**Entries with figure data**
((

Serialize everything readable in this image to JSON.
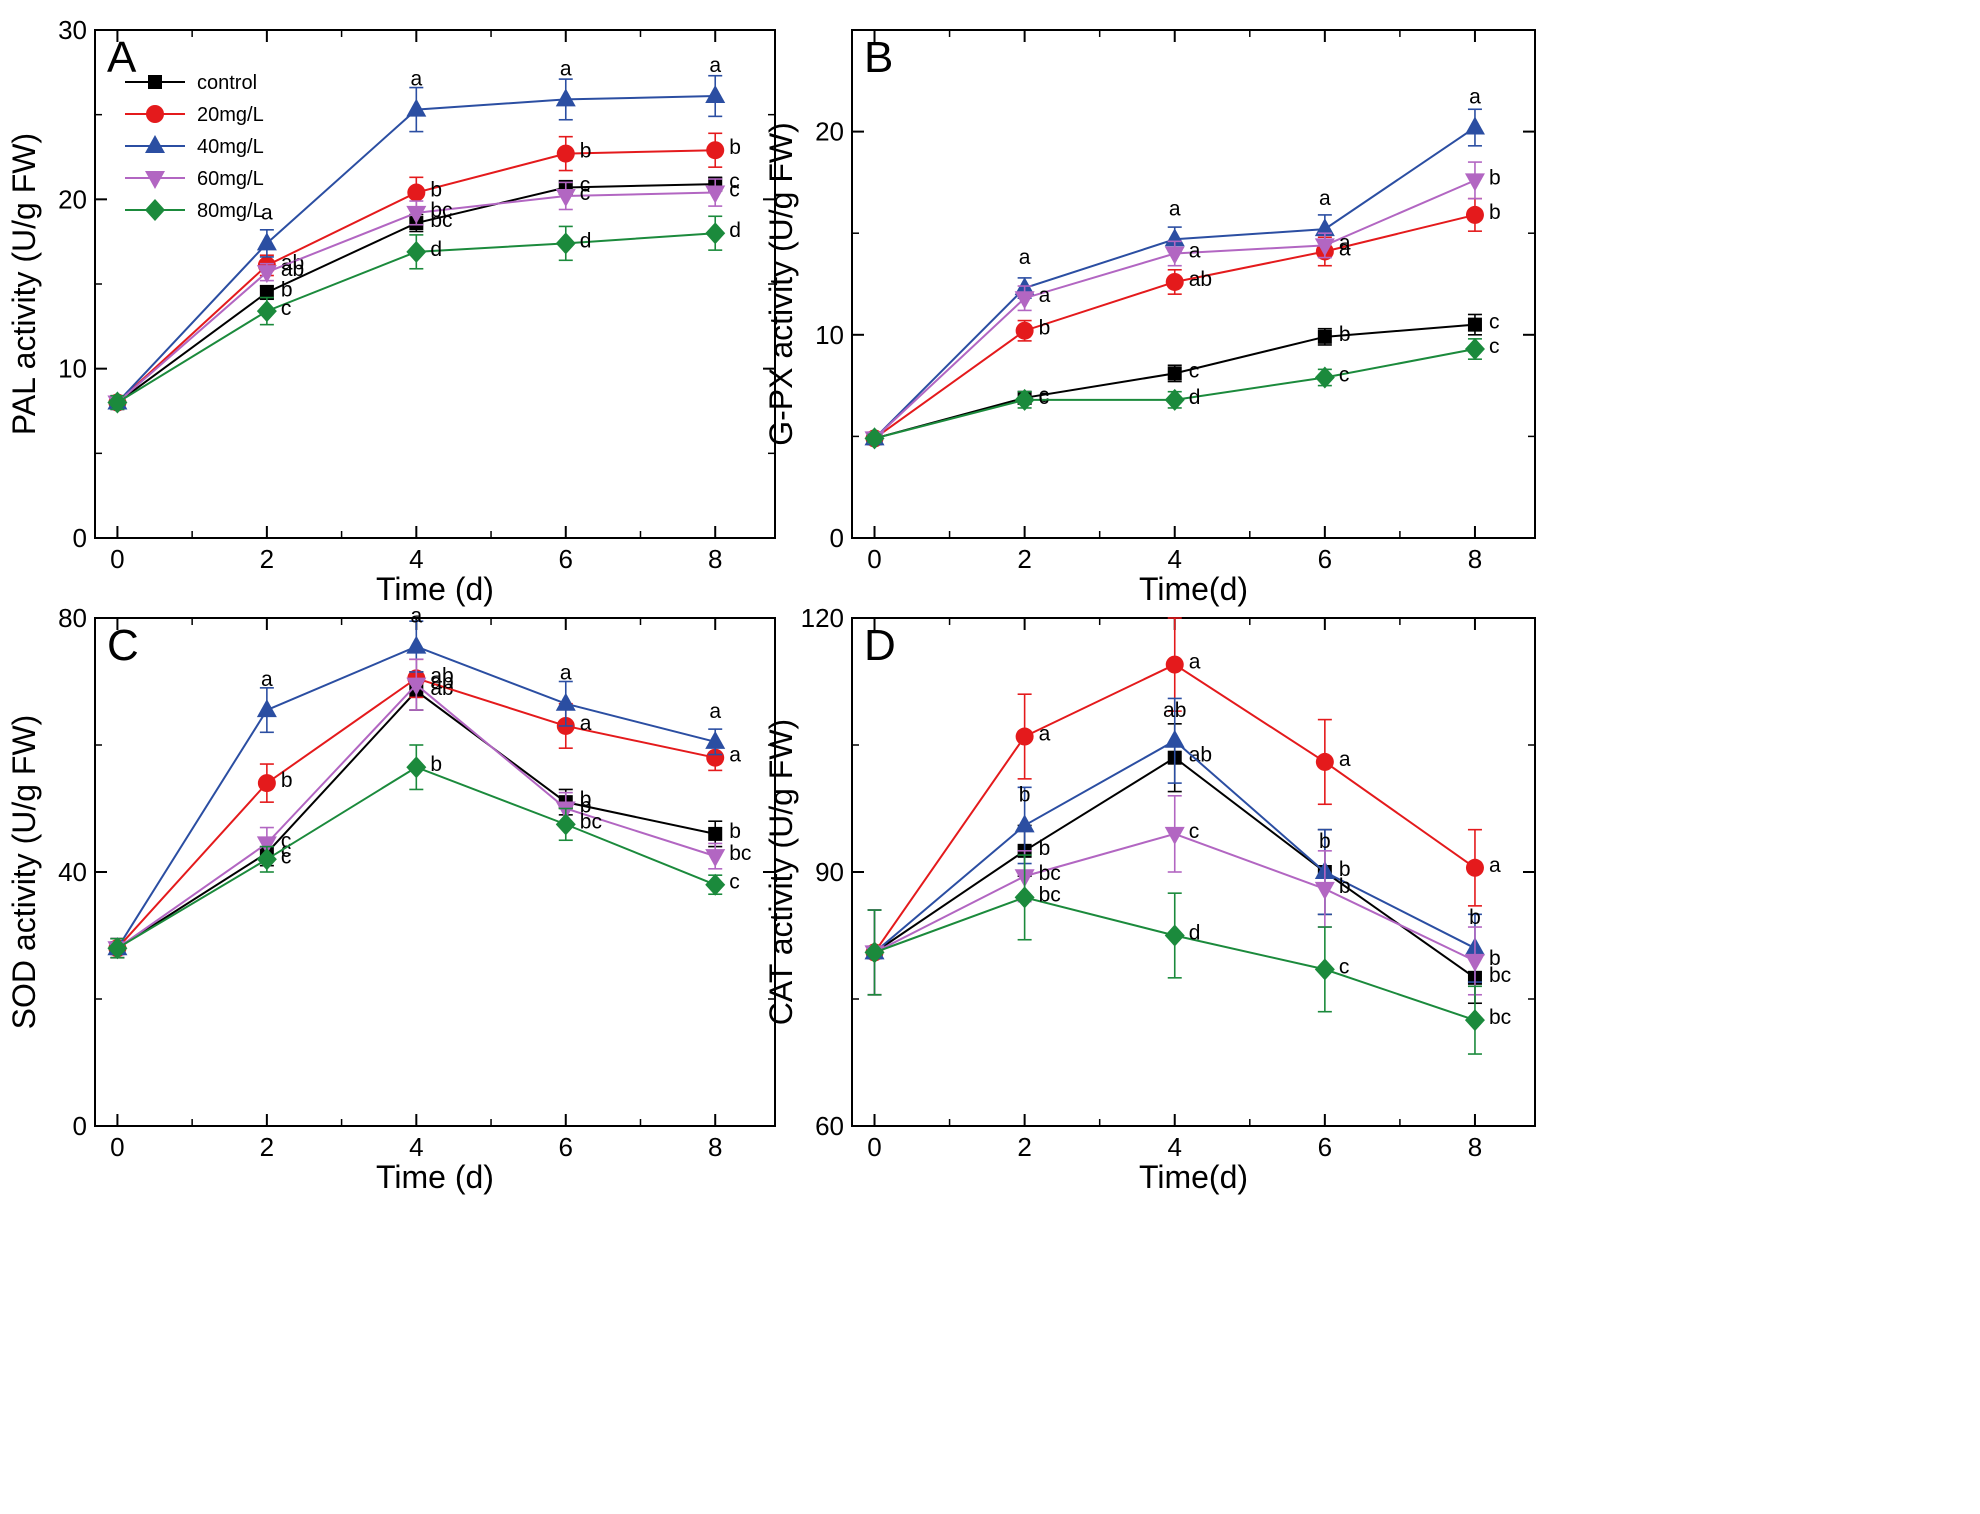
{
  "legend": {
    "series": [
      {
        "name": "control",
        "color": "#000000",
        "marker": "square"
      },
      {
        "name": "20mg/L",
        "color": "#e41a1c",
        "marker": "circle"
      },
      {
        "name": "40mg/L",
        "color": "#2b4ea2",
        "marker": "triangle-up"
      },
      {
        "name": "60mg/L",
        "color": "#b266c2",
        "marker": "triangle-down"
      },
      {
        "name": "80mg/L",
        "color": "#1b8a3c",
        "marker": "diamond"
      }
    ]
  },
  "chart_data": [
    {
      "panel": "A",
      "type": "line",
      "xlabel": "Time (d)",
      "ylabel": "PAL activity (U/g FW)",
      "x": [
        0,
        2,
        4,
        6,
        8
      ],
      "xlim": [
        -0.3,
        8.8
      ],
      "ylim": [
        0,
        30
      ],
      "xticks": [
        0,
        2,
        4,
        6,
        8
      ],
      "yticks": [
        0,
        10,
        20,
        30
      ],
      "legend": "top-left",
      "series": [
        {
          "name": "control",
          "values": [
            8,
            14.5,
            18.6,
            20.7,
            20.9
          ],
          "err": [
            0.4,
            0.4,
            0.5,
            0.4,
            0.4
          ],
          "letters": [
            "",
            "b",
            "bc",
            "c",
            "c"
          ]
        },
        {
          "name": "20mg/L",
          "values": [
            8,
            16.1,
            20.4,
            22.7,
            22.9
          ],
          "err": [
            0.4,
            0.6,
            0.9,
            1.0,
            1.0
          ],
          "letters": [
            "",
            "ab",
            "b",
            "b",
            "b"
          ]
        },
        {
          "name": "40mg/L",
          "values": [
            8,
            17.4,
            25.3,
            25.9,
            26.1
          ],
          "err": [
            0.4,
            0.8,
            1.3,
            1.2,
            1.2
          ],
          "letters": [
            "",
            "a",
            "a",
            "a",
            "a"
          ]
        },
        {
          "name": "60mg/L",
          "values": [
            8,
            15.7,
            19.2,
            20.2,
            20.4
          ],
          "err": [
            0.4,
            0.5,
            0.7,
            0.8,
            0.8
          ],
          "letters": [
            "",
            "ab",
            "bc",
            "c",
            "c"
          ]
        },
        {
          "name": "80mg/L",
          "values": [
            8,
            13.4,
            16.9,
            17.4,
            18.0
          ],
          "err": [
            0.4,
            0.8,
            1.0,
            1.0,
            1.0
          ],
          "letters": [
            "",
            "c",
            "d",
            "d",
            "d"
          ]
        }
      ]
    },
    {
      "panel": "B",
      "type": "line",
      "xlabel": "Time(d)",
      "ylabel": "G-PX activity (U/g FW)",
      "x": [
        0,
        2,
        4,
        6,
        8
      ],
      "xlim": [
        -0.3,
        8.8
      ],
      "ylim": [
        0,
        25
      ],
      "xticks": [
        0,
        2,
        4,
        6,
        8
      ],
      "yticks": [
        0,
        10,
        20
      ],
      "series": [
        {
          "name": "control",
          "values": [
            4.9,
            6.9,
            8.1,
            9.9,
            10.5
          ],
          "err": [
            0.2,
            0.3,
            0.4,
            0.4,
            0.5
          ],
          "letters": [
            "",
            "c",
            "c",
            "b",
            "c"
          ]
        },
        {
          "name": "20mg/L",
          "values": [
            4.9,
            10.2,
            12.6,
            14.1,
            15.9
          ],
          "err": [
            0.2,
            0.5,
            0.6,
            0.7,
            0.8
          ],
          "letters": [
            "",
            "b",
            "ab",
            "a",
            "b"
          ]
        },
        {
          "name": "40mg/L",
          "values": [
            4.9,
            12.3,
            14.7,
            15.2,
            20.2
          ],
          "err": [
            0.2,
            0.5,
            0.6,
            0.7,
            0.9
          ],
          "letters": [
            "",
            "a",
            "a",
            "a",
            "a"
          ]
        },
        {
          "name": "60mg/L",
          "values": [
            4.9,
            11.8,
            14.0,
            14.4,
            17.6
          ],
          "err": [
            0.2,
            0.6,
            0.6,
            0.6,
            0.9
          ],
          "letters": [
            "",
            "a",
            "a",
            "a",
            "b"
          ]
        },
        {
          "name": "80mg/L",
          "values": [
            4.9,
            6.8,
            6.8,
            7.9,
            9.3
          ],
          "err": [
            0.2,
            0.4,
            0.4,
            0.4,
            0.5
          ],
          "letters": [
            "",
            "c",
            "d",
            "c",
            "c"
          ]
        }
      ]
    },
    {
      "panel": "C",
      "type": "line",
      "xlabel": "Time (d)",
      "ylabel": "SOD activity (U/g FW)",
      "x": [
        0,
        2,
        4,
        6,
        8
      ],
      "xlim": [
        -0.3,
        8.8
      ],
      "ylim": [
        0,
        80
      ],
      "xticks": [
        0,
        2,
        4,
        6,
        8
      ],
      "yticks": [
        0,
        40,
        80
      ],
      "series": [
        {
          "name": "control",
          "values": [
            28,
            43,
            68.5,
            51,
            46
          ],
          "err": [
            1.5,
            2.0,
            3.0,
            2.0,
            2.0
          ],
          "letters": [
            "",
            "c",
            "ab",
            "b",
            "b"
          ]
        },
        {
          "name": "20mg/L",
          "values": [
            28,
            54,
            70.5,
            63,
            58
          ],
          "err": [
            1.5,
            3.0,
            3.0,
            3.5,
            2.0
          ],
          "letters": [
            "",
            "b",
            "ab",
            "a",
            "a"
          ]
        },
        {
          "name": "40mg/L",
          "values": [
            28,
            65.5,
            75.5,
            66.5,
            60.5
          ],
          "err": [
            1.5,
            3.5,
            4.0,
            3.5,
            2.0
          ],
          "letters": [
            "",
            "a",
            "a",
            "a",
            "a"
          ]
        },
        {
          "name": "60mg/L",
          "values": [
            28,
            44.5,
            69.5,
            50,
            42.5
          ],
          "err": [
            1.5,
            2.5,
            4.0,
            2.5,
            2.0
          ],
          "letters": [
            "",
            "c",
            "ab",
            "b",
            "bc"
          ]
        },
        {
          "name": "80mg/L",
          "values": [
            28,
            42,
            56.5,
            47.5,
            38
          ],
          "err": [
            1.5,
            2.0,
            3.5,
            2.5,
            1.5
          ],
          "letters": [
            "",
            "c",
            "b",
            "bc",
            "c"
          ]
        }
      ]
    },
    {
      "panel": "D",
      "type": "line",
      "xlabel": "Time(d)",
      "ylabel": "CAT activity (U/g FW)",
      "x": [
        0,
        2,
        4,
        6,
        8
      ],
      "xlim": [
        -0.3,
        8.8
      ],
      "ylim": [
        60,
        120
      ],
      "xticks": [
        0,
        2,
        4,
        6,
        8
      ],
      "yticks": [
        60,
        90,
        120
      ],
      "series": [
        {
          "name": "control",
          "values": [
            80.5,
            92.5,
            103.5,
            90,
            77.5
          ],
          "err": [
            5,
            3,
            4,
            5,
            3
          ],
          "letters": [
            "",
            "b",
            "ab",
            "b",
            "bc"
          ]
        },
        {
          "name": "20mg/L",
          "values": [
            80.5,
            106,
            114.5,
            103,
            90.5
          ],
          "err": [
            5,
            5,
            5.5,
            5,
            4.5
          ],
          "letters": [
            "",
            "a",
            "a",
            "a",
            "a"
          ]
        },
        {
          "name": "40mg/L",
          "values": [
            80.5,
            95.5,
            105.5,
            90,
            81
          ],
          "err": [
            5,
            4.5,
            5,
            5,
            4
          ],
          "letters": [
            "",
            "b",
            "ab",
            "b",
            "b"
          ]
        },
        {
          "name": "60mg/L",
          "values": [
            80.5,
            89.5,
            94.5,
            88,
            79.5
          ],
          "err": [
            5,
            3,
            4.5,
            4.5,
            4
          ],
          "letters": [
            "",
            "bc",
            "c",
            "b",
            "b"
          ]
        },
        {
          "name": "80mg/L",
          "values": [
            80.5,
            87,
            82.5,
            78.5,
            72.5
          ],
          "err": [
            5,
            5,
            5,
            5,
            4
          ],
          "letters": [
            "",
            "bc",
            "d",
            "c",
            "bc"
          ]
        }
      ]
    }
  ]
}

))

**Written exercise**
Copy the lines from the entries above in which the word "marker" appears.

**Response to this exercise**
        "marker": "square"
        "marker": "circle"
        "marker": "triangle-up"
        "marker": "triangle-down"
        "marker": "diamond"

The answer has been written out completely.